_Problem to solve_
Among the lines below, count those with "JSON". Give the total alone.

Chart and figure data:
%%
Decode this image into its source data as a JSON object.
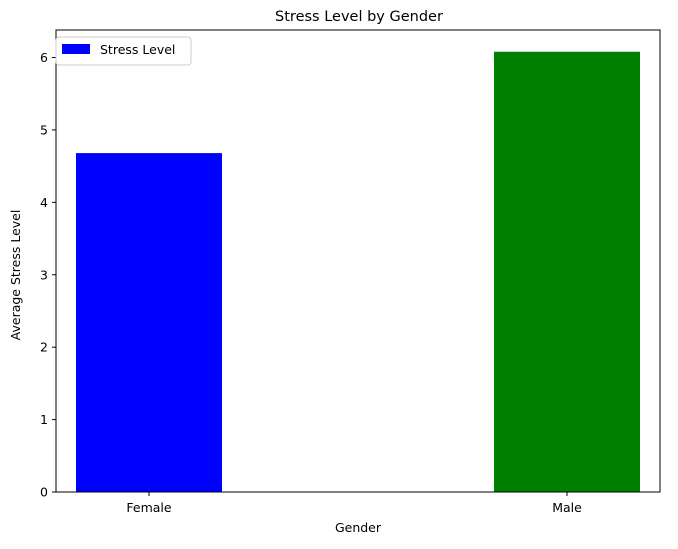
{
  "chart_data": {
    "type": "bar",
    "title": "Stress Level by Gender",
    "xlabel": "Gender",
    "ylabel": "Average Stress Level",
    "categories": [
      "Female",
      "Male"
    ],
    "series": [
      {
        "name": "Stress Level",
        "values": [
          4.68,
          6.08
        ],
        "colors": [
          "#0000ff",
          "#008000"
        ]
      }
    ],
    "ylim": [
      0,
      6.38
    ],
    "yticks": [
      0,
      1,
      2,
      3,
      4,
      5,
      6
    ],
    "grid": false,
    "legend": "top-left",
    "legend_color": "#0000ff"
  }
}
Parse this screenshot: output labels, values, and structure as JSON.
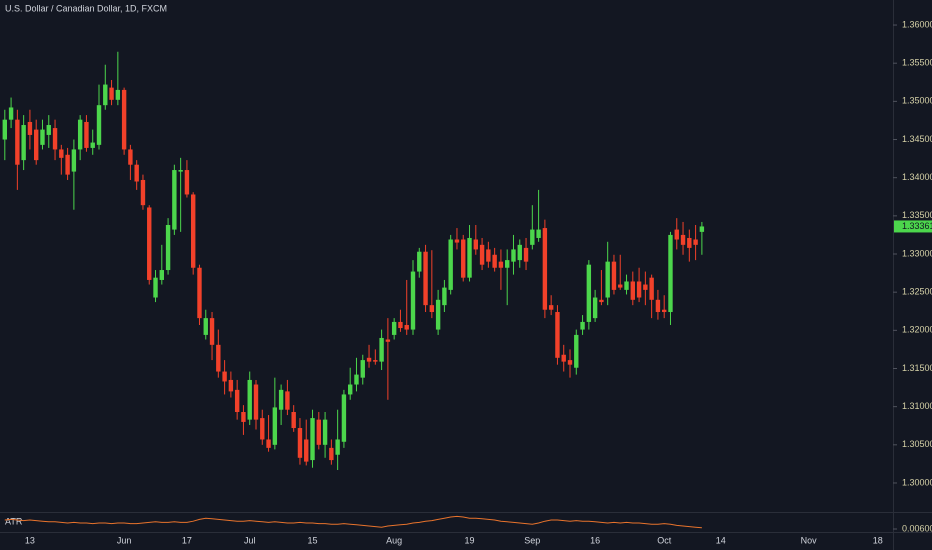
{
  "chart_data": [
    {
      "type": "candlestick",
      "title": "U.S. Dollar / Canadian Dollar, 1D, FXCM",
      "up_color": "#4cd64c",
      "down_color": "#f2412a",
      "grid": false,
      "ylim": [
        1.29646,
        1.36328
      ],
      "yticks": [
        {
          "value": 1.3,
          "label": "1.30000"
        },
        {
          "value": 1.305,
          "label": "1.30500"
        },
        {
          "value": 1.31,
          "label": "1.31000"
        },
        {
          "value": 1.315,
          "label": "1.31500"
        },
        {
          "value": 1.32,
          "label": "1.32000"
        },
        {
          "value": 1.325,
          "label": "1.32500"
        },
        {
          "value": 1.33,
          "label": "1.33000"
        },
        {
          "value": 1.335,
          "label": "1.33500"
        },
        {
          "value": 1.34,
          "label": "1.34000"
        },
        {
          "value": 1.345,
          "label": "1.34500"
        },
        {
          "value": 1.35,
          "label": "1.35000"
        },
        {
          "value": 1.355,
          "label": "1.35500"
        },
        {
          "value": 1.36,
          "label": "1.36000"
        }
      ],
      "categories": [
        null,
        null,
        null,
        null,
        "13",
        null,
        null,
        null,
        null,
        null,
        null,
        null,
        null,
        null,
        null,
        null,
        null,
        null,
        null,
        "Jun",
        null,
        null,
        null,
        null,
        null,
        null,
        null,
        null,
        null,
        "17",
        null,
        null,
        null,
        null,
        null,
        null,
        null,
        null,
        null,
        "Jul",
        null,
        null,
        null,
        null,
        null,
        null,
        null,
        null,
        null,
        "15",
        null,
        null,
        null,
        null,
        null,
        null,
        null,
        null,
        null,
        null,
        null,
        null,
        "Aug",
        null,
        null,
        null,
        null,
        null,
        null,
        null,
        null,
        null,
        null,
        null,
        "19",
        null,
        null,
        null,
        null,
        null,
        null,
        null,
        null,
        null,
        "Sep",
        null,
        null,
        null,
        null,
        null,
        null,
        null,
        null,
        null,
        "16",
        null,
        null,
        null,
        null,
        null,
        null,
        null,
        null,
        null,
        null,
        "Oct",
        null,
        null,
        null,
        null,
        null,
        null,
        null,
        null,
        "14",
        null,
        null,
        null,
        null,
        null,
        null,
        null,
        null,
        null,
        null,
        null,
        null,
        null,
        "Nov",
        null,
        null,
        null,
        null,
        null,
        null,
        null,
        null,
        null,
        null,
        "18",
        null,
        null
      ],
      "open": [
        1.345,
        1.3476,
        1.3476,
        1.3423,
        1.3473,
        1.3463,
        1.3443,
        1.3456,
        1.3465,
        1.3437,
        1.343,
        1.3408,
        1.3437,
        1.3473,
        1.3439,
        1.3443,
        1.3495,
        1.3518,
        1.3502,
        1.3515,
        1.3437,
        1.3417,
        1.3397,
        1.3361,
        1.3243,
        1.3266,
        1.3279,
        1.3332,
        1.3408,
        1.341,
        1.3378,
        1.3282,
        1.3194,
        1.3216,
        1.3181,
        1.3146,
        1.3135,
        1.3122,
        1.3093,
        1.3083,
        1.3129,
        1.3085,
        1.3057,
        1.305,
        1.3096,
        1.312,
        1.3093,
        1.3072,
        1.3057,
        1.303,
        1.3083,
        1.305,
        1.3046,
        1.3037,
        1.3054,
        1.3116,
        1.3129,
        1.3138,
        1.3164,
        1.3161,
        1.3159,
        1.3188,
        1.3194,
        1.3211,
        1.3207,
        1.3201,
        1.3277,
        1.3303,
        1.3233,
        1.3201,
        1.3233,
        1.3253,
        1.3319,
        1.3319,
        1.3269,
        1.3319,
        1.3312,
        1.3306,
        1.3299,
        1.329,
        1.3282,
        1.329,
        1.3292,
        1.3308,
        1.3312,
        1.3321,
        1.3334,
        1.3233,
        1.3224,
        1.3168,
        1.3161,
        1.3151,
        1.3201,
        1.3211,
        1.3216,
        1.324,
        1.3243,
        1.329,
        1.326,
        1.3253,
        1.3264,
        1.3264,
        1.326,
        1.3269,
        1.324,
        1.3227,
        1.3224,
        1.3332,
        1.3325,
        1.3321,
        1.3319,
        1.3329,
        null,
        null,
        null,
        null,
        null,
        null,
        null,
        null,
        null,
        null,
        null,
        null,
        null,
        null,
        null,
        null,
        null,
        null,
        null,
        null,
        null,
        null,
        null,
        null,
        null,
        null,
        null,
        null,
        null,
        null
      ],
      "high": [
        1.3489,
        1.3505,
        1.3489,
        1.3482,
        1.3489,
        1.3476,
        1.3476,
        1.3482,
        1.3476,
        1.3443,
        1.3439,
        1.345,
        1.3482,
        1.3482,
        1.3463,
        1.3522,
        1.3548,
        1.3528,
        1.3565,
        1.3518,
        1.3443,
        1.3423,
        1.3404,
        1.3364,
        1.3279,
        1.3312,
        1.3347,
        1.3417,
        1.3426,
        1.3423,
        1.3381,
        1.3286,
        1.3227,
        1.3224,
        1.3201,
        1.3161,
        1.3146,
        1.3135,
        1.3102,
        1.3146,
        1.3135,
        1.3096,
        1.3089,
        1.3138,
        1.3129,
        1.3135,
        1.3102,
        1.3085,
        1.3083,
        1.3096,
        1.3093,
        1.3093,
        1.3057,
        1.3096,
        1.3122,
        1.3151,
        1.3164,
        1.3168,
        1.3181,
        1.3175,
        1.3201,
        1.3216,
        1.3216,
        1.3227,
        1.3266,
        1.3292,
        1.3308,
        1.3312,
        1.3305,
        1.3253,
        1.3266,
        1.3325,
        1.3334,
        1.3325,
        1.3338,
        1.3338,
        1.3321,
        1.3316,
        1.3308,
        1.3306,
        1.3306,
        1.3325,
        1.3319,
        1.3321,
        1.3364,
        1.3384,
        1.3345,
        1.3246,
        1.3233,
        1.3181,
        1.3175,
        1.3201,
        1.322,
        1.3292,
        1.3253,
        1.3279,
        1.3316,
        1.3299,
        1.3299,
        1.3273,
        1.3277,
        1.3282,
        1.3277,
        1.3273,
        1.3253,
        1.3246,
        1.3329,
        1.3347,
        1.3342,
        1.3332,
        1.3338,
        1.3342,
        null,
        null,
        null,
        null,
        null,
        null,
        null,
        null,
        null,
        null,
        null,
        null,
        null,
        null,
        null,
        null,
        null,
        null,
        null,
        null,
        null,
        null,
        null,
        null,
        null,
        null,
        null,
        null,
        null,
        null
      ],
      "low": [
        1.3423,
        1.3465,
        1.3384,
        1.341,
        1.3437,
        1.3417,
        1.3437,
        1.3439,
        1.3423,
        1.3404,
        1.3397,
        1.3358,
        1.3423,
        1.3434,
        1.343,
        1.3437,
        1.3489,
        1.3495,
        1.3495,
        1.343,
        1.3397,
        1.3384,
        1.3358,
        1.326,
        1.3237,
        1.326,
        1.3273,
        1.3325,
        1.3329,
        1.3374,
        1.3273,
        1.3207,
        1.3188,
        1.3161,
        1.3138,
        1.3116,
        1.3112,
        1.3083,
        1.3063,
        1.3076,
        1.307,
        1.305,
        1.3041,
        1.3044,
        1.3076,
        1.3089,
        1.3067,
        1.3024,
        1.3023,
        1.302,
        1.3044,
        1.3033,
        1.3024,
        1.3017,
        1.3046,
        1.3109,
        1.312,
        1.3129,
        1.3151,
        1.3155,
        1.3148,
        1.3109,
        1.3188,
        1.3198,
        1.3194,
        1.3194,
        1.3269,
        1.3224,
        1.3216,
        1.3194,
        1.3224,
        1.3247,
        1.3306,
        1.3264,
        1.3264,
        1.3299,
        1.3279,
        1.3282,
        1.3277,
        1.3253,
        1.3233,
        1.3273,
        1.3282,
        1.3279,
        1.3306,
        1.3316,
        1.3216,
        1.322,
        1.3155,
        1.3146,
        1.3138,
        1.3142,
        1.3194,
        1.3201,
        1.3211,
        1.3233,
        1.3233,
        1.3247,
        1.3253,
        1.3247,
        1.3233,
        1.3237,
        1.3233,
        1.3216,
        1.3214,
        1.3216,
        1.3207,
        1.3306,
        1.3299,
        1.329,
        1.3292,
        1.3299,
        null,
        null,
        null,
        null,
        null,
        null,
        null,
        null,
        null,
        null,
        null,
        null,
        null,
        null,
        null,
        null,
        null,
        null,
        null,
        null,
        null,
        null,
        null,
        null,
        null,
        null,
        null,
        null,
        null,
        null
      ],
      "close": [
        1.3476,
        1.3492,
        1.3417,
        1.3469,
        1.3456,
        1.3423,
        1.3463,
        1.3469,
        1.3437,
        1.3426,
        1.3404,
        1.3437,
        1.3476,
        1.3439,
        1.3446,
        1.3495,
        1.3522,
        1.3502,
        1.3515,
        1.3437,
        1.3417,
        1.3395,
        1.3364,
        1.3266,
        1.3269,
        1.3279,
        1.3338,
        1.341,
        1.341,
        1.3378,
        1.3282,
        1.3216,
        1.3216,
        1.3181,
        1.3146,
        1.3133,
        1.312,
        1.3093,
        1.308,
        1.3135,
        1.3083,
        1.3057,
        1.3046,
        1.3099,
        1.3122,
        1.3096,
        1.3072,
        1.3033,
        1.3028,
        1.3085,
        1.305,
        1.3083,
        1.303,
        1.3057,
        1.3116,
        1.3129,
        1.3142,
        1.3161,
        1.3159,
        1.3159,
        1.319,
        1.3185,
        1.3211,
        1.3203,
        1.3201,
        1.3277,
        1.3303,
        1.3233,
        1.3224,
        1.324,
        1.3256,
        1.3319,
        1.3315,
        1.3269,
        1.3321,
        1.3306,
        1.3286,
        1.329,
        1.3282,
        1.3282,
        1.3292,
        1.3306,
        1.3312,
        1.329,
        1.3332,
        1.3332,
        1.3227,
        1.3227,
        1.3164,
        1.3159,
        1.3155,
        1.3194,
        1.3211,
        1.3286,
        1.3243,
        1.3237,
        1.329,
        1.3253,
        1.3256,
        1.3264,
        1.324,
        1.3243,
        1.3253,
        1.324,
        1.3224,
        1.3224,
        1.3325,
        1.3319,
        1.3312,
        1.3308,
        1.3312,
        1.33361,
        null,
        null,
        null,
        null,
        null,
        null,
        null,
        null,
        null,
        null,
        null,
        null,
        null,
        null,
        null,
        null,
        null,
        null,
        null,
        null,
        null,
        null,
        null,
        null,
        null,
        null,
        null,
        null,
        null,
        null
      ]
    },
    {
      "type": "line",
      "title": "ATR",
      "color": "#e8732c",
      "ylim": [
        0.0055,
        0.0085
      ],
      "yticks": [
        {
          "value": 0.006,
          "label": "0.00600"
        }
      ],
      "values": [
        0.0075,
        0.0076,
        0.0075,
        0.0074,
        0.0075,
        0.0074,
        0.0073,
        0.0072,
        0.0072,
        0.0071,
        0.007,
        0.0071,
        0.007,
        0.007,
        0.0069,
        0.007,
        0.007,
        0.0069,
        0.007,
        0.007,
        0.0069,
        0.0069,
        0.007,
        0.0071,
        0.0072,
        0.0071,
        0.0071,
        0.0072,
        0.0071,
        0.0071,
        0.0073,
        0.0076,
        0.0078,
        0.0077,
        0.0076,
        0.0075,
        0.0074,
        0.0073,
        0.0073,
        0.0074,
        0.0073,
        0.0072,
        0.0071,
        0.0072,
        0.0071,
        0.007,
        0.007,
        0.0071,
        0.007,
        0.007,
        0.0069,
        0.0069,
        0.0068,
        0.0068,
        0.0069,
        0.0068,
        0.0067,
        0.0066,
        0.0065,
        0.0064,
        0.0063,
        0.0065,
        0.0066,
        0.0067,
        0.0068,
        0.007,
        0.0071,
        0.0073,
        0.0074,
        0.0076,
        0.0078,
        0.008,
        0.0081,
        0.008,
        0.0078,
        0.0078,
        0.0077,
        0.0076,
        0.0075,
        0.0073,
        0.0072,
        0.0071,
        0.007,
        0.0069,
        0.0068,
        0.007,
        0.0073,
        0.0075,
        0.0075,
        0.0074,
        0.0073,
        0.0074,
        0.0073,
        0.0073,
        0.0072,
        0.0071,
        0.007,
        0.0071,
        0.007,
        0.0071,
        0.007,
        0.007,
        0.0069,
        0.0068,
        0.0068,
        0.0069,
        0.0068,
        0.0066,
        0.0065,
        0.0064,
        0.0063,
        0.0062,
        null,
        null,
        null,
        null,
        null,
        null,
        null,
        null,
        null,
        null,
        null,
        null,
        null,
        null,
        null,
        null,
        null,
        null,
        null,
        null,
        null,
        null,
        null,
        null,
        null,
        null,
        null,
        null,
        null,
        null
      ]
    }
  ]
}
%%
_Correct answer_
2